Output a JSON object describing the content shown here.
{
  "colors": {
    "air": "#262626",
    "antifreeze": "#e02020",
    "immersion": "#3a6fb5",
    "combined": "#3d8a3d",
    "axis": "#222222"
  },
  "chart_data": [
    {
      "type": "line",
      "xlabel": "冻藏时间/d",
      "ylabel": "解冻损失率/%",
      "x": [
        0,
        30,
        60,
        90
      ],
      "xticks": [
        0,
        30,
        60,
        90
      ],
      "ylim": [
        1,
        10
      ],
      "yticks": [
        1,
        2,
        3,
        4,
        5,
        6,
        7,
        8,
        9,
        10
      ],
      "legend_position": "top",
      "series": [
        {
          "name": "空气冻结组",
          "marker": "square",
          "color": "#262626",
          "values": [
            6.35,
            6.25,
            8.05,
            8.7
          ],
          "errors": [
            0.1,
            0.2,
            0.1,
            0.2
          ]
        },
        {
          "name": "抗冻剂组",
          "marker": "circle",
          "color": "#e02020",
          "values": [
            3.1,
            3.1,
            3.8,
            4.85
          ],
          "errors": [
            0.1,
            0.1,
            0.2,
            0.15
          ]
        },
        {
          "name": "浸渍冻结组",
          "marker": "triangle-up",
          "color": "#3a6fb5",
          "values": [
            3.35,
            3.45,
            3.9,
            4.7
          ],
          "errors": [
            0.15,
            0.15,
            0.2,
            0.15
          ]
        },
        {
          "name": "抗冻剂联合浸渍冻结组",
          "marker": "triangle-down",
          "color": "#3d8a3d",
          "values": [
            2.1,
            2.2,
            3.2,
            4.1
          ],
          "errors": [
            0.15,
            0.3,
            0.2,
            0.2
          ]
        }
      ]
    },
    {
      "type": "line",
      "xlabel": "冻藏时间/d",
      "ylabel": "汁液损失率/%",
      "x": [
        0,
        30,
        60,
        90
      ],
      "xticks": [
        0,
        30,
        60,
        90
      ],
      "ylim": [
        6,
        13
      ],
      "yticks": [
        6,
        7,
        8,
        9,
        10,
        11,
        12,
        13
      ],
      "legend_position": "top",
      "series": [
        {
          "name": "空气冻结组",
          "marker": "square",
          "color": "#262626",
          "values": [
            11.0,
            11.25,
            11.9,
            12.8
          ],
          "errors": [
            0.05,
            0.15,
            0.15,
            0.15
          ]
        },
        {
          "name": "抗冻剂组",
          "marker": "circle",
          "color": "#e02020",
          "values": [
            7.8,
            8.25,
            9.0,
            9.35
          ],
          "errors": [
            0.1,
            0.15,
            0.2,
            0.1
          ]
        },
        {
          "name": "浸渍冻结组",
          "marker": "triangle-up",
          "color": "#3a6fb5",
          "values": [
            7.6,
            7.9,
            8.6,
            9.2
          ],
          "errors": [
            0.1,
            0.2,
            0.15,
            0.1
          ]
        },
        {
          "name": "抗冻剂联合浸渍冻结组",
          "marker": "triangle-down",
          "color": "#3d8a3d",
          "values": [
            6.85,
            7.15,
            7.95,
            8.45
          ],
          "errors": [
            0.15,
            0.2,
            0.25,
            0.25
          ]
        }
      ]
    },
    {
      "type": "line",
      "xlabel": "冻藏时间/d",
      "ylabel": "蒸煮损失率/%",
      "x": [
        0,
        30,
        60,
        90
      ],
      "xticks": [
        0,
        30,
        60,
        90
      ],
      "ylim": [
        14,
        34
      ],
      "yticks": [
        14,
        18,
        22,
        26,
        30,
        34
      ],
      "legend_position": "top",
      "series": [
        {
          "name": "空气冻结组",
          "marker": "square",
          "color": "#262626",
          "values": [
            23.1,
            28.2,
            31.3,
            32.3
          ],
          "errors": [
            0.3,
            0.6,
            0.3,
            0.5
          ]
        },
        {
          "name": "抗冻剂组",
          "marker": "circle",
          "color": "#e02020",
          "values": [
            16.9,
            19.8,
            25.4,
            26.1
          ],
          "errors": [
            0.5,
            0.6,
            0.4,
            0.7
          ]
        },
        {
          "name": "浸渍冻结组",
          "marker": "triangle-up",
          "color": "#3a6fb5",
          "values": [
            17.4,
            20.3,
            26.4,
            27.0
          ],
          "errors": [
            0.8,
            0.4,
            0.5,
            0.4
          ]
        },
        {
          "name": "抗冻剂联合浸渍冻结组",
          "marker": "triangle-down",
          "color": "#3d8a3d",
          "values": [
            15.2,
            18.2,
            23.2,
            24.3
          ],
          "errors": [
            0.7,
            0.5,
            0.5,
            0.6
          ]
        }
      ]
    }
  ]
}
════════
Exercise description >>
Copy every line of the listing containing the string "ylabel".

Response to the exercise >>
      "ylabel": "解冻损失率/%",
      "ylabel": "汁液损失率/%",
      "ylabel": "蒸煮损失率/%",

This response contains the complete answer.